From the listing below, pull each line that includes "Fertility".

_Data for the task_
------------------------------------

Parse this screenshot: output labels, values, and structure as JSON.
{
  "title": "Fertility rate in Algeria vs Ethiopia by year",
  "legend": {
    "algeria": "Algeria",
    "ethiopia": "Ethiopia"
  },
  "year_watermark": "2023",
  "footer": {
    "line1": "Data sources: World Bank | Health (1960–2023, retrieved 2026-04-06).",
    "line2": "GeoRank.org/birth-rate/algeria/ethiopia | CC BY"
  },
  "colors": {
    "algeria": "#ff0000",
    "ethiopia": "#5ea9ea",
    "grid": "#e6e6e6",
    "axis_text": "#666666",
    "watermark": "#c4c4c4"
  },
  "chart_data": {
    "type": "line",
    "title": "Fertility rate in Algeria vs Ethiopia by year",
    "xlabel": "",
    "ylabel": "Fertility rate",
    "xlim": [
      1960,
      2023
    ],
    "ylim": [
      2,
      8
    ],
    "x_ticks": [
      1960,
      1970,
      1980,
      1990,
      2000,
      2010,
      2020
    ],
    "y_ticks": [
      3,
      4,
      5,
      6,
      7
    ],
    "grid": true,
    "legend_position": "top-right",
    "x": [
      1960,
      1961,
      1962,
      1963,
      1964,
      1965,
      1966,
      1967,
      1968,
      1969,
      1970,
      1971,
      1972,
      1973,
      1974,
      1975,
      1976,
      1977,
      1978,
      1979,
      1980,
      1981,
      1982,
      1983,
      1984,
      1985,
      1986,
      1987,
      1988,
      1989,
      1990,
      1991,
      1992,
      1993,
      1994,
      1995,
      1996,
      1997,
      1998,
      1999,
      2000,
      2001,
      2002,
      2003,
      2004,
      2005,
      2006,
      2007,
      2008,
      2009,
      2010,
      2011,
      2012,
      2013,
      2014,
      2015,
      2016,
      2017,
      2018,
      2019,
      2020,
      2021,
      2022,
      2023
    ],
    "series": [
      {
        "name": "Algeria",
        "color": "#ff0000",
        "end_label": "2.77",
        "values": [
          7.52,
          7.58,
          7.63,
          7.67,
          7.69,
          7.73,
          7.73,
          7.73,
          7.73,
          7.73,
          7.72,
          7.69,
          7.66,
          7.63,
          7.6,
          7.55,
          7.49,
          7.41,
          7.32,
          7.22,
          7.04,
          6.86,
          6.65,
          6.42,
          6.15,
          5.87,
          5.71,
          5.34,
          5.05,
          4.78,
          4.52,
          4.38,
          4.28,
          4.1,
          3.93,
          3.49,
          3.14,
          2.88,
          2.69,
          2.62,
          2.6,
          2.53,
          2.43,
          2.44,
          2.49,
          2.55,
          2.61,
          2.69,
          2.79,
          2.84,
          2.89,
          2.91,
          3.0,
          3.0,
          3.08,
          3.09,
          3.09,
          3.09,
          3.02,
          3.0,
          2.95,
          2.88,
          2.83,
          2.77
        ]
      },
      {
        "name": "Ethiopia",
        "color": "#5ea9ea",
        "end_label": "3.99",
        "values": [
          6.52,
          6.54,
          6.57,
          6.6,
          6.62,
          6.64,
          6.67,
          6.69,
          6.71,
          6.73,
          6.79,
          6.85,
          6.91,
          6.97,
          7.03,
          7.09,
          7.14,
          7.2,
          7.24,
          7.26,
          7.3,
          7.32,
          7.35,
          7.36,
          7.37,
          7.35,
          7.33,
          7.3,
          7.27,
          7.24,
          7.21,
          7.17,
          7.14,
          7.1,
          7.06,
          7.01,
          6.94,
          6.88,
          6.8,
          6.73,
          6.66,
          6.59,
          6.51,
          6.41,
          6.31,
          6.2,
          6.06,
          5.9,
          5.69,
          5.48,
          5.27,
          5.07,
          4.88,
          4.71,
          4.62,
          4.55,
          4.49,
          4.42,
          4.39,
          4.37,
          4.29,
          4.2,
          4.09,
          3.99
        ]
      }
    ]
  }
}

------------------------------------

_Worked solution_
  "title": "Fertility rate in Algeria vs Ethiopia by year",
    "title": "Fertility rate in Algeria vs Ethiopia by year",
    "ylabel": "Fertility rate",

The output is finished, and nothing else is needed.